* _YOUR GOAL_
Extract the complete data exactly as given.

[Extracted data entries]
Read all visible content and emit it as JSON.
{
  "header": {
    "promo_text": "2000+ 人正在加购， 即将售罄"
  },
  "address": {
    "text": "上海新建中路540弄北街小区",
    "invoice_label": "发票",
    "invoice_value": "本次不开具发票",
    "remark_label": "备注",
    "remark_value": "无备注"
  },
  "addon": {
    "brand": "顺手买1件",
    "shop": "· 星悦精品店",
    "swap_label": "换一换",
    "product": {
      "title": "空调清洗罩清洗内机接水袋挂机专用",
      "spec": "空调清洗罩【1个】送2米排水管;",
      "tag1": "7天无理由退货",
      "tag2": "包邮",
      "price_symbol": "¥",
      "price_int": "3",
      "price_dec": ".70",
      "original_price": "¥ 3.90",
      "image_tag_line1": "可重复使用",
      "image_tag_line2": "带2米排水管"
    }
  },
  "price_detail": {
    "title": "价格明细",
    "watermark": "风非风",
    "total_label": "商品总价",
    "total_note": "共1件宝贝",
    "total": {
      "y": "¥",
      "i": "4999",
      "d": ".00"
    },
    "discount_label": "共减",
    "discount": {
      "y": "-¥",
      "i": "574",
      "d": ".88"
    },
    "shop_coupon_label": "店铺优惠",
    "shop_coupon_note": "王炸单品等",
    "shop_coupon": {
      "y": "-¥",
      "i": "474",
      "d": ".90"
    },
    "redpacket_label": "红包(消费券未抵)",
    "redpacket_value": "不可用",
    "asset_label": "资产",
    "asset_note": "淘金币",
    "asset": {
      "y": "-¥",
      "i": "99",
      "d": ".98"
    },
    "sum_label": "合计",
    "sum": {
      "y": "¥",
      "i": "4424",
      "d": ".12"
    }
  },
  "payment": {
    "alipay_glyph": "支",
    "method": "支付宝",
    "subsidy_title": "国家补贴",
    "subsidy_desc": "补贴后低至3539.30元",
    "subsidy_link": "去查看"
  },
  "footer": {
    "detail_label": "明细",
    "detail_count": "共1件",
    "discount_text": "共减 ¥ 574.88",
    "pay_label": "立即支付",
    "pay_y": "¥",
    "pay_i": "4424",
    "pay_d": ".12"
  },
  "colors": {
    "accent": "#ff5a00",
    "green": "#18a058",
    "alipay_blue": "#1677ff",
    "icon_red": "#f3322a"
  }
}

* _PROBLEM SOLUTION_
Read all visible content and emit it as JSON.
{
  "header": {
    "promo_text": "2000+ 人正在加购， 即将售罄"
  },
  "address": {
    "text": "上海新建中路540弄北街小区",
    "invoice_label": "发票",
    "invoice_value": "本次不开具发票",
    "remark_label": "备注",
    "remark_value": "无备注"
  },
  "addon": {
    "brand": "顺手买1件",
    "shop": "· 星悦精品店",
    "swap_label": "换一换",
    "product": {
      "title": "空调清洗罩清洗内机接水袋挂机专用",
      "spec": "空调清洗罩【1个】送2米排水管;",
      "tag1": "7天无理由退货",
      "tag2": "包邮",
      "price_symbol": "¥",
      "price_int": "3",
      "price_dec": ".70",
      "original_price": "¥ 3.90",
      "image_tag_line1": "可重复使用",
      "image_tag_line2": "带2米排水管"
    }
  },
  "price_detail": {
    "title": "价格明细",
    "watermark": "风非风",
    "total_label": "商品总价",
    "total_note": "共1件宝贝",
    "total": {
      "y": "¥",
      "i": "4999",
      "d": ".00"
    },
    "discount_label": "共减",
    "discount": {
      "y": "-¥",
      "i": "574",
      "d": ".88"
    },
    "shop_coupon_label": "店铺优惠",
    "shop_coupon_note": "王炸单品等",
    "shop_coupon": {
      "y": "-¥",
      "i": "474",
      "d": ".90"
    },
    "redpacket_label": "红包(消费券未抵)",
    "redpacket_value": "不可用",
    "asset_label": "资产",
    "asset_note": "淘金币",
    "asset": {
      "y": "-¥",
      "i": "99",
      "d": ".98"
    },
    "sum_label": "合计",
    "sum": {
      "y": "¥",
      "i": "4424",
      "d": ".12"
    }
  },
  "payment": {
    "alipay_glyph": "支",
    "method": "支付宝",
    "subsidy_title": "国家补贴",
    "subsidy_desc": "补贴后低至3539.30元",
    "subsidy_link": "去查看"
  },
  "footer": {
    "detail_label": "明细",
    "detail_count": "共1件",
    "discount_text": "共减 ¥ 574.88",
    "pay_label": "立即支付",
    "pay_y": "¥",
    "pay_i": "4424",
    "pay_d": ".12"
  },
  "colors": {
    "accent": "#ff5a00",
    "green": "#18a058",
    "alipay_blue": "#1677ff",
    "icon_red": "#f3322a"
  }
}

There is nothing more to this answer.